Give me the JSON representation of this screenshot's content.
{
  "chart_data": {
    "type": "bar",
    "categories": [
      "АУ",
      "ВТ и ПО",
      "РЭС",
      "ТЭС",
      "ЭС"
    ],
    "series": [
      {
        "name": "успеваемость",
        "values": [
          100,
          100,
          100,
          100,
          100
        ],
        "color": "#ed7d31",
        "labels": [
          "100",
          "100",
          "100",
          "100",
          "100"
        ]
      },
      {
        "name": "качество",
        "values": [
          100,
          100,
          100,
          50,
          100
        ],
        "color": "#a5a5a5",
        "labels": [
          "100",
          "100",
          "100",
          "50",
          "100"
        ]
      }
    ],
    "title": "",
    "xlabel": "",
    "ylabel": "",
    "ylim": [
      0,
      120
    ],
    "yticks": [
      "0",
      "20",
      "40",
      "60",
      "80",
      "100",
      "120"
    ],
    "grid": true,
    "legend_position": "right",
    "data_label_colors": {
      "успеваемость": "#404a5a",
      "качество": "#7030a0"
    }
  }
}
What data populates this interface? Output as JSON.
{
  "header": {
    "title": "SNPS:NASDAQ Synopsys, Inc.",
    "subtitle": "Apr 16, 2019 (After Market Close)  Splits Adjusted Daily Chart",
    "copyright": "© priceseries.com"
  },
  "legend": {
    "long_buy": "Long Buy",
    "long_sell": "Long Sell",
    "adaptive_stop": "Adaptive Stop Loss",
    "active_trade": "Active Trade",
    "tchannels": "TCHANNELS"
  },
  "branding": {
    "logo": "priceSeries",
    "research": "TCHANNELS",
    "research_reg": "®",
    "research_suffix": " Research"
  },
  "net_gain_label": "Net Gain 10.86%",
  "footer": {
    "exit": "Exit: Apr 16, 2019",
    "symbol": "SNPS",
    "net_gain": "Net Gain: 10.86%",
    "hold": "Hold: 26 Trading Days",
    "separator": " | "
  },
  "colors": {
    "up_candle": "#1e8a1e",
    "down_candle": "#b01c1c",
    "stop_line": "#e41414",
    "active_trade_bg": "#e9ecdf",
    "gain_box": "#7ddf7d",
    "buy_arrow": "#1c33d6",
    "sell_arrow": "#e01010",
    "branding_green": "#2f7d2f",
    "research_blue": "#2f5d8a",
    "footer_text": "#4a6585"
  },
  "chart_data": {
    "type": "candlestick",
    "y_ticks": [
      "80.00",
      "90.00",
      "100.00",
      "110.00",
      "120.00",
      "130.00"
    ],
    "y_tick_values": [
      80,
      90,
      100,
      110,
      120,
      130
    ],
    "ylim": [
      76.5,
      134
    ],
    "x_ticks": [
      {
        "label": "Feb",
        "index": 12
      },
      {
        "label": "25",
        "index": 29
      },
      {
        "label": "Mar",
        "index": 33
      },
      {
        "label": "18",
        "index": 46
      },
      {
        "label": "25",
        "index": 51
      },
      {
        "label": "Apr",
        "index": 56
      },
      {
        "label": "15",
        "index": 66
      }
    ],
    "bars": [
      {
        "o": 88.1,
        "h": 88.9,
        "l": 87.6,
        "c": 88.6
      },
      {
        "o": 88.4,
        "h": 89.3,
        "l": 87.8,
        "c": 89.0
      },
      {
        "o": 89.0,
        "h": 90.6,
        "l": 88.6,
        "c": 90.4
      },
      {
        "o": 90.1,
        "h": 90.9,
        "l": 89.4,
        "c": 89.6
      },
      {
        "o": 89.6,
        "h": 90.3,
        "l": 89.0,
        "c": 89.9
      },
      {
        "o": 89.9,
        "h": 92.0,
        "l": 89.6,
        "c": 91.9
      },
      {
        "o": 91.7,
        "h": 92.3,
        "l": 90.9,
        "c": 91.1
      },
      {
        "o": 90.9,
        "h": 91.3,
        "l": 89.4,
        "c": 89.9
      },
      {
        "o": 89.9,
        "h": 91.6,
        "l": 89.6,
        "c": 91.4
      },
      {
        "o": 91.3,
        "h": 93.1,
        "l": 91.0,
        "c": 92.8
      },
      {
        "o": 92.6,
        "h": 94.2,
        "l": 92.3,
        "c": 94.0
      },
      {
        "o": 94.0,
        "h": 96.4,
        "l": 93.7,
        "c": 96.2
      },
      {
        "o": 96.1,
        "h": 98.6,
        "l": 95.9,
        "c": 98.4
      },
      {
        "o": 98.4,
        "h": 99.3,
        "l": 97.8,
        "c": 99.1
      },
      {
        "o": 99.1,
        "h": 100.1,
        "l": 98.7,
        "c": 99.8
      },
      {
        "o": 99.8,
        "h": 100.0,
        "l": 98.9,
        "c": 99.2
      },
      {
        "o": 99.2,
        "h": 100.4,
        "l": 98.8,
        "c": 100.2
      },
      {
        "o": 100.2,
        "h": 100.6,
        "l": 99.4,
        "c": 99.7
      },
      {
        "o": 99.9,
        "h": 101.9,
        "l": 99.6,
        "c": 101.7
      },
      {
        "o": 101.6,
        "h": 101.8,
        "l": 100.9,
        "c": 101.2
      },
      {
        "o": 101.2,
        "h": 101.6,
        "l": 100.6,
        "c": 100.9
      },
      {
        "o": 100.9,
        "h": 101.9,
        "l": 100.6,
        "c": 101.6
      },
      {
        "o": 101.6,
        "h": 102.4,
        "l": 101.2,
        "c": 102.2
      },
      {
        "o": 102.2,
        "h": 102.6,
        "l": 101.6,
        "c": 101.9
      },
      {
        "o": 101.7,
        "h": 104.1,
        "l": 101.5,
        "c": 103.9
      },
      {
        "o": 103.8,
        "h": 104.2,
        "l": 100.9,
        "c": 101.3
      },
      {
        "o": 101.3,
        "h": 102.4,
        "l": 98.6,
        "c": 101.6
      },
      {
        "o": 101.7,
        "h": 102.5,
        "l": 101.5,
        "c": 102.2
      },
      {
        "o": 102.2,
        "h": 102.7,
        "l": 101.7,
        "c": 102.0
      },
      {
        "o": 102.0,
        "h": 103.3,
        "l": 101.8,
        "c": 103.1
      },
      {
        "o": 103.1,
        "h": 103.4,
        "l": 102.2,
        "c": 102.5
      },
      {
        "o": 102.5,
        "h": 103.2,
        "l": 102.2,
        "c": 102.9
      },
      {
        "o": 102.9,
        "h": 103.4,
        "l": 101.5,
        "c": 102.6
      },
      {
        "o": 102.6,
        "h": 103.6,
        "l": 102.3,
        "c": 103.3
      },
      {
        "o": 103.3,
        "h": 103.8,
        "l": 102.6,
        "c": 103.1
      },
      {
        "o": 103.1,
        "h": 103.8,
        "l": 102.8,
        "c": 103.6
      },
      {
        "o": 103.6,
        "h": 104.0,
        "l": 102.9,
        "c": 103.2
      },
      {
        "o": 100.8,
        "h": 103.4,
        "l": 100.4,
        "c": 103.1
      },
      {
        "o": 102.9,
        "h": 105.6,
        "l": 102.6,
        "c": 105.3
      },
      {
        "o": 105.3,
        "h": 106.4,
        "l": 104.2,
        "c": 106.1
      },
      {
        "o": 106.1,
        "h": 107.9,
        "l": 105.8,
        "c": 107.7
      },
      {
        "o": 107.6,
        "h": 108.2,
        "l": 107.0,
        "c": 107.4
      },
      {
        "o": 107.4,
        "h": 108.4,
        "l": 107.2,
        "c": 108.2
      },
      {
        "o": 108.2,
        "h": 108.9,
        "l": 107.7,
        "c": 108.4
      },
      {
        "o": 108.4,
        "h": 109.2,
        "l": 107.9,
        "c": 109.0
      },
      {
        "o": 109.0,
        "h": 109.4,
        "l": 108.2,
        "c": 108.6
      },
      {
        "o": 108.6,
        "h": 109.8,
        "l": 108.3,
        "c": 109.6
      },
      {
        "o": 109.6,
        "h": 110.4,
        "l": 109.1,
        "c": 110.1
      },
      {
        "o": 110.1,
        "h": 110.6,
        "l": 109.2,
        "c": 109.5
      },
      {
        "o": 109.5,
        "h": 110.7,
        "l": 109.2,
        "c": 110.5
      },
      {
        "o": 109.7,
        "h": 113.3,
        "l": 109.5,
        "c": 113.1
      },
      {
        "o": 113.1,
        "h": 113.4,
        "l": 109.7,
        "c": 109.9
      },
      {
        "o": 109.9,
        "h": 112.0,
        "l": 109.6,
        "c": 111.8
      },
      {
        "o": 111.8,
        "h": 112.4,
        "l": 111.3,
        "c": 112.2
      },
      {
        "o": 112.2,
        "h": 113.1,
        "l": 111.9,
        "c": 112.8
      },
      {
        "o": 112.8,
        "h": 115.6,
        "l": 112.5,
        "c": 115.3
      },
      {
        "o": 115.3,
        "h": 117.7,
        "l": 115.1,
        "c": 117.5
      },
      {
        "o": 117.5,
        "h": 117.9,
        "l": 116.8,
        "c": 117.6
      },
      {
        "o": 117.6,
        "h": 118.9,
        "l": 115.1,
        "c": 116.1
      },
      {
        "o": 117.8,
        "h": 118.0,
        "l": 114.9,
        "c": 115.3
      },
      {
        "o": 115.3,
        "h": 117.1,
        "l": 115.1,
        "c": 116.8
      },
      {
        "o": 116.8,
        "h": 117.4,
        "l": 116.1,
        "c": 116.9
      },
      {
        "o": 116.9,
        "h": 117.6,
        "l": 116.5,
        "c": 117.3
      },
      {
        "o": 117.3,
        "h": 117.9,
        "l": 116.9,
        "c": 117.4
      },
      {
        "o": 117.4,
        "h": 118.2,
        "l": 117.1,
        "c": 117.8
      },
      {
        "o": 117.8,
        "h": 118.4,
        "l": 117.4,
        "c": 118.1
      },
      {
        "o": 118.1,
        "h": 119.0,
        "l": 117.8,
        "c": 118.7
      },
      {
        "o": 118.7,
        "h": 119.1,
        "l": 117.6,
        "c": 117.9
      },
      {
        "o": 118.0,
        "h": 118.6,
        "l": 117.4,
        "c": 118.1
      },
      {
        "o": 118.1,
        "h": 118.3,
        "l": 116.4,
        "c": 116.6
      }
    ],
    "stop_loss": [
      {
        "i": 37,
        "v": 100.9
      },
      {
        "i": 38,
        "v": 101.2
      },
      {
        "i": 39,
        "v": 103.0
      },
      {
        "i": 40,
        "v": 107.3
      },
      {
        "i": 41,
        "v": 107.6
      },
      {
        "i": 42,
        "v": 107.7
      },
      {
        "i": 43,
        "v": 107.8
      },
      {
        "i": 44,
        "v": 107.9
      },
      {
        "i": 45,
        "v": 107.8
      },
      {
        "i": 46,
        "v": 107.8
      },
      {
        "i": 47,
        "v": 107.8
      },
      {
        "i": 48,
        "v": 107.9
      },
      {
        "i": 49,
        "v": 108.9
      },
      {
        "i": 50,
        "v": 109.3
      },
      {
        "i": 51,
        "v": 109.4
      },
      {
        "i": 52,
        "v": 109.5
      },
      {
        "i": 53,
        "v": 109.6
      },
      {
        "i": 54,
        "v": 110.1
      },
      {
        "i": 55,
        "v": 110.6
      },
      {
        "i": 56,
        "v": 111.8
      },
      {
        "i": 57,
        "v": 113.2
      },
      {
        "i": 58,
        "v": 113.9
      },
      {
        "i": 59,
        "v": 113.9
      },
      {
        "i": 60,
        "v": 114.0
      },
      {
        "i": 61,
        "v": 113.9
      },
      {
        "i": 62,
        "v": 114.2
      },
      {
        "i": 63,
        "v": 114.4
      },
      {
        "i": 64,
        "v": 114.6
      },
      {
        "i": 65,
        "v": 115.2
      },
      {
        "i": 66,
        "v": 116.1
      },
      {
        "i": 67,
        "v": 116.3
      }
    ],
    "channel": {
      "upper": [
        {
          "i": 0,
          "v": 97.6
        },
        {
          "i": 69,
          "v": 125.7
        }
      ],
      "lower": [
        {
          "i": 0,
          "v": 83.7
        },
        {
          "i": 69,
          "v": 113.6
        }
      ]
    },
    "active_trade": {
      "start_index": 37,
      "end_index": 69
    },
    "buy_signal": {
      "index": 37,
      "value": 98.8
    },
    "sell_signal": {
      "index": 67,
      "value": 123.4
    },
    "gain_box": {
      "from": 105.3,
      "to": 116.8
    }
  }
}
··········
[EXERCISE INSTRUCTIONS]:
Show each line holding the word "JSON".

[ANSWER TO THE EXERCISE]:
Give me the JSON representation of this screenshot's content.
What data populates this interface? Output as JSON.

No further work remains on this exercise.